--- begin ---

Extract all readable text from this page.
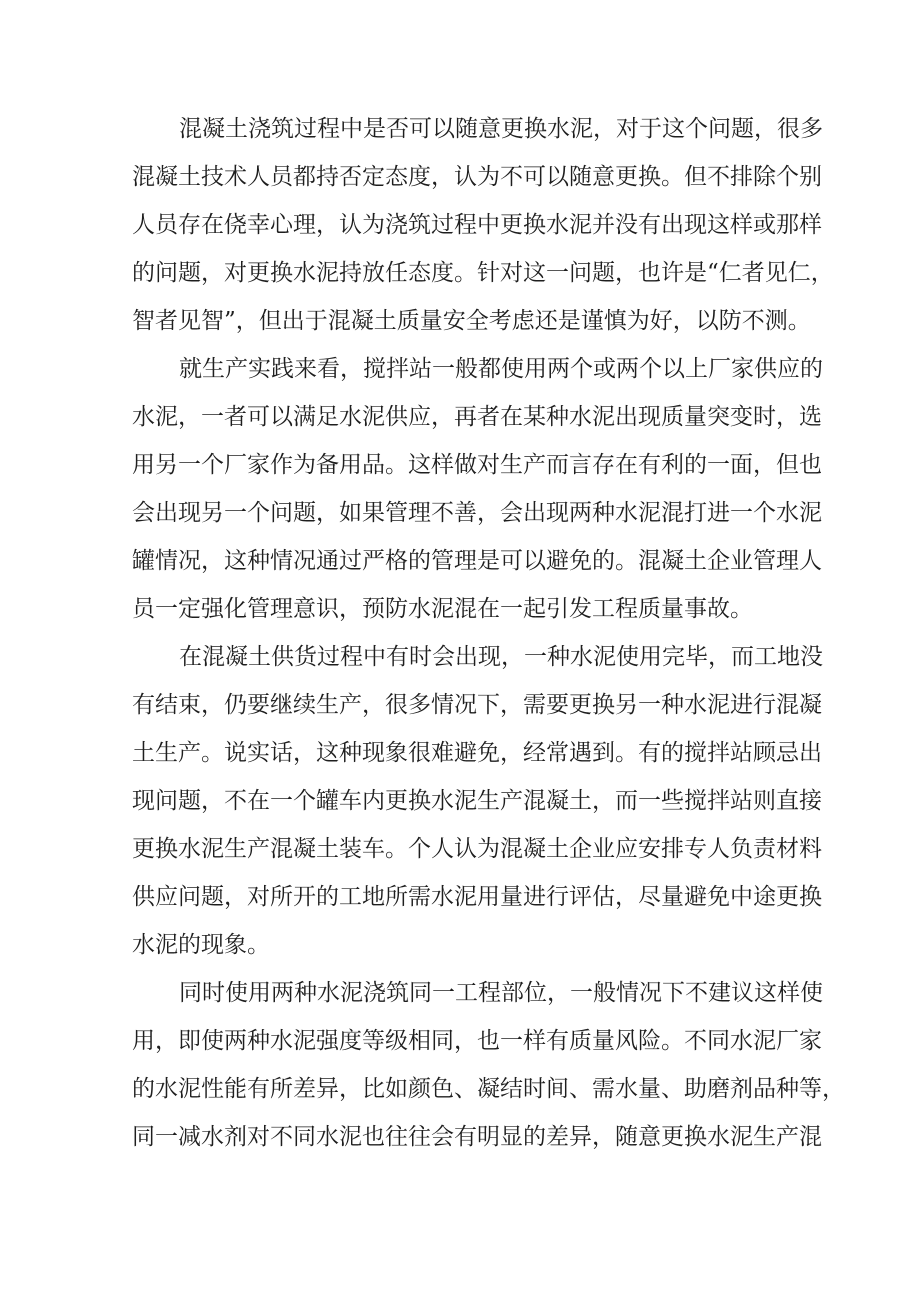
混凝土浇筑过程中是否可以随意更换水泥，对于这个问题，很多

混凝土技术人员都持否定态度，认为不可以随意更换。但不排除个别

人员存在侥幸心理，认为浇筑过程中更换水泥并没有出现这样或那样

的问题，对更换水泥持放任态度。针对这一问题，也许是“仁者见仁，

智者见智”，但出于混凝土质量安全考虑还是谨慎为好，以防不测。

就生产实践来看，搅拌站一般都使用两个或两个以上厂家供应的

水泥，一者可以满足水泥供应，再者在某种水泥出现质量突变时，选

用另一个厂家作为备用品。这样做对生产而言存在有利的一面，但也

会出现另一个问题，如果管理不善，会出现两种水泥混打进一个水泥

罐情况，这种情况通过严格的管理是可以避免的。混凝土企业管理人

员一定强化管理意识，预防水泥混在一起引发工程质量事故。

在混凝土供货过程中有时会出现，一种水泥使用完毕，而工地没

有结束，仍要继续生产，很多情况下，需要更换另一种水泥进行混凝

土生产。说实话，这种现象很难避免，经常遇到。有的搅拌站顾忌出

现问题，不在一个罐车内更换水泥生产混凝土，而一些搅拌站则直接

更换水泥生产混凝土装车。个人认为混凝土企业应安排专人负责材料

供应问题，对所开的工地所需水泥用量进行评估，尽量避免中途更换

水泥的现象。

同时使用两种水泥浇筑同一工程部位，一般情况下不建议这样使

用，即使两种水泥强度等级相同，也一样有质量风险。不同水泥厂家

的水泥性能有所差异，比如颜色、凝结时间、需水量、助磨剂品种等，

同一减水剂对不同水泥也往往会有明显的差异，随意更换水泥生产混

--- end ---

- Written instruction:
Every line of the data should be copied as it stands, without the images.

- Response to this exercise:
Extract all readable text from this page.
混凝土浇筑过程中是否可以随意更换水泥，对于这个问题，很多

混凝土技术人员都持否定态度，认为不可以随意更换。但不排除个别

人员存在侥幸心理，认为浇筑过程中更换水泥并没有出现这样或那样

的问题，对更换水泥持放任态度。针对这一问题，也许是“仁者见仁，

智者见智”，但出于混凝土质量安全考虑还是谨慎为好，以防不测。

就生产实践来看，搅拌站一般都使用两个或两个以上厂家供应的

水泥，一者可以满足水泥供应，再者在某种水泥出现质量突变时，选

用另一个厂家作为备用品。这样做对生产而言存在有利的一面，但也

会出现另一个问题，如果管理不善，会出现两种水泥混打进一个水泥

罐情况，这种情况通过严格的管理是可以避免的。混凝土企业管理人

员一定强化管理意识，预防水泥混在一起引发工程质量事故。

在混凝土供货过程中有时会出现，一种水泥使用完毕，而工地没

有结束，仍要继续生产，很多情况下，需要更换另一种水泥进行混凝

土生产。说实话，这种现象很难避免，经常遇到。有的搅拌站顾忌出

现问题，不在一个罐车内更换水泥生产混凝土，而一些搅拌站则直接

更换水泥生产混凝土装车。个人认为混凝土企业应安排专人负责材料

供应问题，对所开的工地所需水泥用量进行评估，尽量避免中途更换

水泥的现象。

同时使用两种水泥浇筑同一工程部位，一般情况下不建议这样使

用，即使两种水泥强度等级相同，也一样有质量风险。不同水泥厂家

的水泥性能有所差异，比如颜色、凝结时间、需水量、助磨剂品种等，

同一减水剂对不同水泥也往往会有明显的差异，随意更换水泥生产混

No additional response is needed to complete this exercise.